* begin Dataset *

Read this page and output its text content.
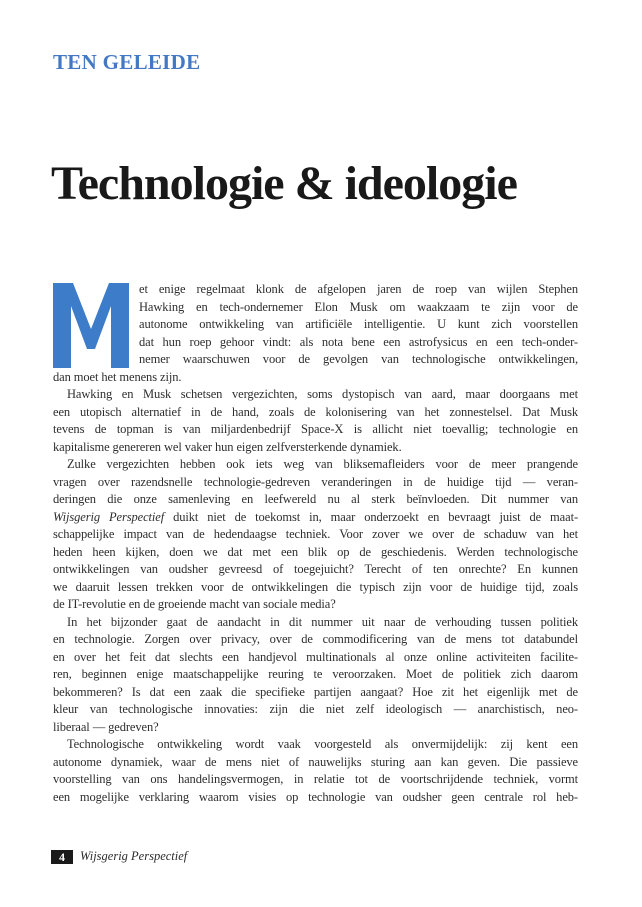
TEN GELEIDE
Technologie & ideologie
et enige regelmaat klonk de afgelopen jaren de roep van wijlen Stephen
Hawking en tech-ondernemer Elon Musk om waakzaam te zijn voor de
autonome ontwikkeling van artificiële intelligentie. U kunt zich voorstellen
dat hun roep gehoor vindt: als nota bene een astrofysicus en een tech-onder-
nemer waarschuwen voor de gevolgen van technologische ontwikkelingen,
dan moet het menens zijn.
Hawking en Musk schetsen vergezichten, soms dystopisch van aard, maar doorgaans met
een utopisch alternatief in de hand, zoals de kolonisering van het zonnestelsel. Dat Musk
tevens de topman is van miljardenbedrijf Space-X is allicht niet toevallig; technologie en
kapitalisme genereren wel vaker hun eigen zelfversterkende dynamiek.
Zulke vergezichten hebben ook iets weg van bliksemafleiders voor de meer prangende
vragen over razendsnelle technologie-gedreven veranderingen in de huidige tijd — veran-
deringen die onze samenleving en leefwereld nu al sterk beïnvloeden. Dit nummer van
Wijsgerig Perspectief duikt niet de toekomst in, maar onderzoekt en bevraagt juist de maat-
schappelijke impact van de hedendaagse techniek. Voor zover we over de schaduw van het
heden heen kijken, doen we dat met een blik op de geschiedenis. Werden technologische
ontwikkelingen van oudsher gevreesd of toegejuicht? Terecht of ten onrechte? En kunnen
we daaruit lessen trekken voor de ontwikkelingen die typisch zijn voor de huidige tijd, zoals
de IT-revolutie en de groeiende macht van sociale media?
In het bijzonder gaat de aandacht in dit nummer uit naar de verhouding tussen politiek
en technologie. Zorgen over privacy, over de commodificering van de mens tot databundel
en over het feit dat slechts een handjevol multinationals al onze online activiteiten facilite-
ren, beginnen enige maatschappelijke reuring te veroorzaken. Moet de politiek zich daarom
bekommeren? Is dat een zaak die specifieke partijen aangaat? Hoe zit het eigenlijk met de
kleur van technologische innovaties: zijn die niet zelf ideologisch — anarchistisch, neo-
liberaal — gedreven?
Technologische ontwikkeling wordt vaak voorgesteld als onvermijdelijk: zij kent een
autonome dynamiek, waar de mens niet of nauwelijks sturing aan kan geven. Die passieve
voorstelling van ons handelingsvermogen, in relatie tot de voortschrijdende techniek, vormt
een mogelijke verklaring waarom visies op technologie van oudsher geen centrale rol heb-
4	Wijsgerig Perspectief
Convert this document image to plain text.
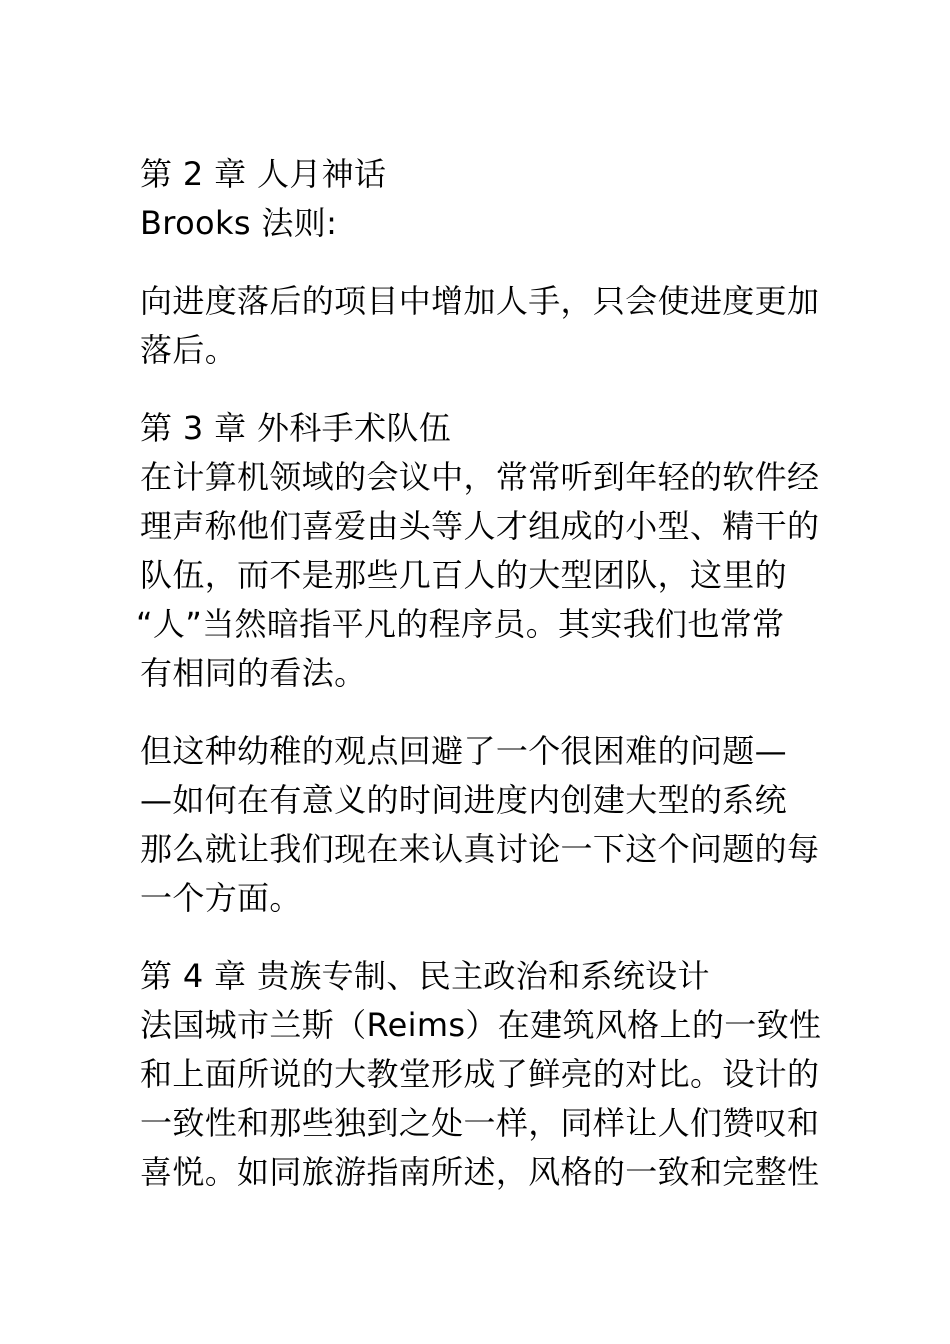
第 2 章 人月神话
Brooks 法则:
向进度落后的项目中增加人手，只会使进度更加
落后。
第 3 章 外科手术队伍
在计算机领域的会议中，常常听到年轻的软件经
理声称他们喜爱由头等人才组成的小型、精干的
队伍，而不是那些几百人的大型团队，这里的
“人”当然暗指平凡的程序员。其实我们也常常
有相同的看法。
但这种幼稚的观点回避了一个很困难的问题—
—如何在有意义的时间进度内创建大型的系统
那么就让我们现在来认真讨论一下这个问题的每
一个方面。
第 4 章 贵族专制、民主政治和系统设计
法国城市兰斯（Reims）在建筑风格上的一致性
和上面所说的大教堂形成了鲜亮的对比。设计的
一致性和那些独到之处一样，同样让人们赞叹和
喜悦。如同旅游指南所述，风格的一致和完整性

* end Dataset *

→ Task objective: From the listing, extract all text exactly as given and drop any picture.

→ Answer to this exercise:
Read this page and output its text content.
TEN GELEIDE
Technologie & ideologie
et enige regelmaat klonk de afgelopen jaren de roep van wijlen Stephen
Hawking en tech-ondernemer Elon Musk om waakzaam te zijn voor de
autonome ontwikkeling van artificiële intelligentie. U kunt zich voorstellen
dat hun roep gehoor vindt: als nota bene een astrofysicus en een tech-onder-
nemer waarschuwen voor de gevolgen van technologische ontwikkelingen,
dan moet het menens zijn.
Hawking en Musk schetsen vergezichten, soms dystopisch van aard, maar doorgaans met
een utopisch alternatief in de hand, zoals de kolonisering van het zonnestelsel. Dat Musk
tevens de topman is van miljardenbedrijf Space-X is allicht niet toevallig; technologie en
kapitalisme genereren wel vaker hun eigen zelfversterkende dynamiek.
Zulke vergezichten hebben ook iets weg van bliksemafleiders voor de meer prangende
vragen over razendsnelle technologie-gedreven veranderingen in de huidige tijd — veran-
deringen die onze samenleving en leefwereld nu al sterk beïnvloeden. Dit nummer van
Wijsgerig Perspectief duikt niet de toekomst in, maar onderzoekt en bevraagt juist de maat-
schappelijke impact van de hedendaagse techniek. Voor zover we over de schaduw van het
heden heen kijken, doen we dat met een blik op de geschiedenis. Werden technologische
ontwikkelingen van oudsher gevreesd of toegejuicht? Terecht of ten onrechte? En kunnen
we daaruit lessen trekken voor de ontwikkelingen die typisch zijn voor de huidige tijd, zoals
de IT-revolutie en de groeiende macht van sociale media?
In het bijzonder gaat de aandacht in dit nummer uit naar de verhouding tussen politiek
en technologie. Zorgen over privacy, over de commodificering van de mens tot databundel
en over het feit dat slechts een handjevol multinationals al onze online activiteiten facilite-
ren, beginnen enige maatschappelijke reuring te veroorzaken. Moet de politiek zich daarom
bekommeren? Is dat een zaak die specifieke partijen aangaat? Hoe zit het eigenlijk met de
kleur van technologische innovaties: zijn die niet zelf ideologisch — anarchistisch, neo-
liberaal — gedreven?
Technologische ontwikkeling wordt vaak voorgesteld als onvermijdelijk: zij kent een
autonome dynamiek, waar de mens niet of nauwelijks sturing aan kan geven. Die passieve
voorstelling van ons handelingsvermogen, in relatie tot de voortschrijdende techniek, vormt
een mogelijke verklaring waarom visies op technologie van oudsher geen centrale rol heb-
4	Wijsgerig Perspectief
Convert this document image to plain text.
第 2 章 人月神话
Brooks 法则:
向进度落后的项目中增加人手，只会使进度更加
落后。
第 3 章 外科手术队伍
在计算机领域的会议中，常常听到年轻的软件经
理声称他们喜爱由头等人才组成的小型、精干的
队伍，而不是那些几百人的大型团队，这里的
“人”当然暗指平凡的程序员。其实我们也常常
有相同的看法。
但这种幼稚的观点回避了一个很困难的问题—
—如何在有意义的时间进度内创建大型的系统
那么就让我们现在来认真讨论一下这个问题的每
一个方面。
第 4 章 贵族专制、民主政治和系统设计
法国城市兰斯（Reims）在建筑风格上的一致性
和上面所说的大教堂形成了鲜亮的对比。设计的
一致性和那些独到之处一样，同样让人们赞叹和
喜悦。如同旅游指南所述，风格的一致和完整性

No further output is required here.